[SET EXERCISE]: Work out how many lines in the entries contain the string "Frequency", and give nothing but that number.

[INPUT MATERIAL]:
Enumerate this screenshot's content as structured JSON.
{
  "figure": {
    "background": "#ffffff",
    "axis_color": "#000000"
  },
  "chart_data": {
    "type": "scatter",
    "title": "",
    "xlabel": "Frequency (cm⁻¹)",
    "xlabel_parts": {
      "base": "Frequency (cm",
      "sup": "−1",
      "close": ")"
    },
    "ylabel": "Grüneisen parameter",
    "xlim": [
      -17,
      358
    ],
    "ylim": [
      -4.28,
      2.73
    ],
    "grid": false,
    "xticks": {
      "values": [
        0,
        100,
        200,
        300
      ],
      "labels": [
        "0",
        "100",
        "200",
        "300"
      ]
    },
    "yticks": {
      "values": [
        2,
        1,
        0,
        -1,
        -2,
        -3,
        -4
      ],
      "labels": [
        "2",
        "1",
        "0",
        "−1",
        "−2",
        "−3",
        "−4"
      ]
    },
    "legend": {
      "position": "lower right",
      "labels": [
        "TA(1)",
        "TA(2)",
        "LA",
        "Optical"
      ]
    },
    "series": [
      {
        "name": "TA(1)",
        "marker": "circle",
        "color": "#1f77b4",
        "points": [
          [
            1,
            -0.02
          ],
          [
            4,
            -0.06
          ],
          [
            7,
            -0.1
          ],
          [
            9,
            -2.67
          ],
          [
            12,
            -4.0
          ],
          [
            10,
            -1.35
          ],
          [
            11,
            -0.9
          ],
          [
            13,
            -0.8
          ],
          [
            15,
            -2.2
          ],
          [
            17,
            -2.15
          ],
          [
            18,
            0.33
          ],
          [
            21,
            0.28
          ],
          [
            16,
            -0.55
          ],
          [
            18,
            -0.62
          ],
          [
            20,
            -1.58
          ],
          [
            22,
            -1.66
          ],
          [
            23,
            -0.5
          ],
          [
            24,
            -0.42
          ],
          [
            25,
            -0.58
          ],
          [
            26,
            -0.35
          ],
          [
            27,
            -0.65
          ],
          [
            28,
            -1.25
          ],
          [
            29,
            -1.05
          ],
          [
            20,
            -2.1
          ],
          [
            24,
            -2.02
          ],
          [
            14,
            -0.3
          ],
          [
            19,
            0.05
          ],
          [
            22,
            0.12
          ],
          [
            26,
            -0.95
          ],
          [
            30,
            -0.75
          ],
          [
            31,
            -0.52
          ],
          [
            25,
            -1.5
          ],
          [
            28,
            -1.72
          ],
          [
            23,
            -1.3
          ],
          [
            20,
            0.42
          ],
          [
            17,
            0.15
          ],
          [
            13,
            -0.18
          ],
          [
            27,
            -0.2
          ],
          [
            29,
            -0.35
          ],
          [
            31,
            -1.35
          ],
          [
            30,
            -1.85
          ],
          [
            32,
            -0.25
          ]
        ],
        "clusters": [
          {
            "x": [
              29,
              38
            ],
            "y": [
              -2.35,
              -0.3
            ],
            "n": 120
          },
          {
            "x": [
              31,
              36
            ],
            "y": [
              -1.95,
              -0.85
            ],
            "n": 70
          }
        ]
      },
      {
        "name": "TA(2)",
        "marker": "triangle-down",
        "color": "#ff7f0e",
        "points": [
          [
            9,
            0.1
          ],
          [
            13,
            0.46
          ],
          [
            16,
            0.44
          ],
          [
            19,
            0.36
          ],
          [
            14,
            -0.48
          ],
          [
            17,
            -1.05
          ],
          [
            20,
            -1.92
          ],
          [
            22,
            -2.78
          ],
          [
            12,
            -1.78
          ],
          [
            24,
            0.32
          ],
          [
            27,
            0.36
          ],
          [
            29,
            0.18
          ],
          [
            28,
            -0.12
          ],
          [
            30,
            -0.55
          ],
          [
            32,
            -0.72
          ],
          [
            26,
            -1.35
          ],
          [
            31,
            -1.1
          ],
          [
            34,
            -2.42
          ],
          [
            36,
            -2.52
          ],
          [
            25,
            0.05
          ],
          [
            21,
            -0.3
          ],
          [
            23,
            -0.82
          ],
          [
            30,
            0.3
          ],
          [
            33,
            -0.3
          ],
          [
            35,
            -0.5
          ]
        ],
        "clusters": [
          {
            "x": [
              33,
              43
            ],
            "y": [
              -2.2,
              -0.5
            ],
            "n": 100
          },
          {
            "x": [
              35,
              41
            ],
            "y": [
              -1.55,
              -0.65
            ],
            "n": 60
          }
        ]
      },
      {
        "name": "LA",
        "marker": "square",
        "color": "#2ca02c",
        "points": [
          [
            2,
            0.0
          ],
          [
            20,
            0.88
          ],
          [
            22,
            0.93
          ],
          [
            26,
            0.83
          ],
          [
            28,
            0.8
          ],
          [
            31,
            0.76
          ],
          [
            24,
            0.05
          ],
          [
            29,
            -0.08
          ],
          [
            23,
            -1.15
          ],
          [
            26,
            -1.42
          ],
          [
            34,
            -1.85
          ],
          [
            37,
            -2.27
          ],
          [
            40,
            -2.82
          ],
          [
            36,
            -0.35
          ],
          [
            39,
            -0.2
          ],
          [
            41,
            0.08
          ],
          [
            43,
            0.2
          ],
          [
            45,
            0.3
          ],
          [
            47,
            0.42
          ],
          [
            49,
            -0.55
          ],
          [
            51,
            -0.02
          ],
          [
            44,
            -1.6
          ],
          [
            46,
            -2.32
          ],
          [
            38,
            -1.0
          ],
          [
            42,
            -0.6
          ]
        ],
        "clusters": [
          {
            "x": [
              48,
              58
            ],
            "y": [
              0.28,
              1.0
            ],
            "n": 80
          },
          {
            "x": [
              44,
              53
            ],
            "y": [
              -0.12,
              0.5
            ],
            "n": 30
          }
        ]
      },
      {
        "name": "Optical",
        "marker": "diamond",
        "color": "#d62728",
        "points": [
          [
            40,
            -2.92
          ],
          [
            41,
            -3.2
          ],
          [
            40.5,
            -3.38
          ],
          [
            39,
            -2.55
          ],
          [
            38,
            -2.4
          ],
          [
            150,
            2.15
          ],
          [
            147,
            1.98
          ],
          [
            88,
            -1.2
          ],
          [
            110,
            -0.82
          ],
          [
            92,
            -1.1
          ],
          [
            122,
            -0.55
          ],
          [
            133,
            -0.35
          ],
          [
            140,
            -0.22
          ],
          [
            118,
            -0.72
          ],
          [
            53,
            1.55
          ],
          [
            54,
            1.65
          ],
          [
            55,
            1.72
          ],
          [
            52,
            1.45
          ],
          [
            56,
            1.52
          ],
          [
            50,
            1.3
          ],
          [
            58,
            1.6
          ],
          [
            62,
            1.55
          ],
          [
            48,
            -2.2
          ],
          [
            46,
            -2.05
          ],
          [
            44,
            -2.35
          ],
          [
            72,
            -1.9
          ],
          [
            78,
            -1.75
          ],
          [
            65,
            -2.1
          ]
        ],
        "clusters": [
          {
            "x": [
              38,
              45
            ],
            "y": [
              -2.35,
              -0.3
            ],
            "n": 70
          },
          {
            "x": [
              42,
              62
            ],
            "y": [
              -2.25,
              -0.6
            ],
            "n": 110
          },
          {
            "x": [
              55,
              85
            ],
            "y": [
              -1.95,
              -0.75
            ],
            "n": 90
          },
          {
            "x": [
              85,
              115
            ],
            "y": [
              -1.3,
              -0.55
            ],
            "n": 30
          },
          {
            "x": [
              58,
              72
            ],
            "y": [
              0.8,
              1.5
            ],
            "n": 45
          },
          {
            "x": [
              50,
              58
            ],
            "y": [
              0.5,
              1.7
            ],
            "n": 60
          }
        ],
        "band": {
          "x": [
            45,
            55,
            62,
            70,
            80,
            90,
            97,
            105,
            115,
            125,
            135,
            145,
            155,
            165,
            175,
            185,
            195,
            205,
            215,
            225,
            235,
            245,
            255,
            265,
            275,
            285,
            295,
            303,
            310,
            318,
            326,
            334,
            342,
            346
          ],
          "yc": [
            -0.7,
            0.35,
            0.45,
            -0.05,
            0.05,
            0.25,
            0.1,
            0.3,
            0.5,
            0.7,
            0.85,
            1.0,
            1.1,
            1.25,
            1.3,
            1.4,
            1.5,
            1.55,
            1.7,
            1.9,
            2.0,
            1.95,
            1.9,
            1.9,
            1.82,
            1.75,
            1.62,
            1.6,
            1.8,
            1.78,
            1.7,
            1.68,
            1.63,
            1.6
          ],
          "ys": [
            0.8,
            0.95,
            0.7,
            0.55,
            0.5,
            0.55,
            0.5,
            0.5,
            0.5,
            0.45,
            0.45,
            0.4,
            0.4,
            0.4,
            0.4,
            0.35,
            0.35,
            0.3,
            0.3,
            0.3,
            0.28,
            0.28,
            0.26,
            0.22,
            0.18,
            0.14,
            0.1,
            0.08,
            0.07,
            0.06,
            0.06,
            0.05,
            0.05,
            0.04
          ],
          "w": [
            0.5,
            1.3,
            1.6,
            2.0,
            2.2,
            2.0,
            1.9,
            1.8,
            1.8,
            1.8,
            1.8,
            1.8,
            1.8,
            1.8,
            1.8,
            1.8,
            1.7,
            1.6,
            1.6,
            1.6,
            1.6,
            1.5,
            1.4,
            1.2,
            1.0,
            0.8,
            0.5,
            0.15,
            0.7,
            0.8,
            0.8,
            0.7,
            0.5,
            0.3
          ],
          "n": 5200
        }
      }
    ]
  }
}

[TASK OUTPUT]: 2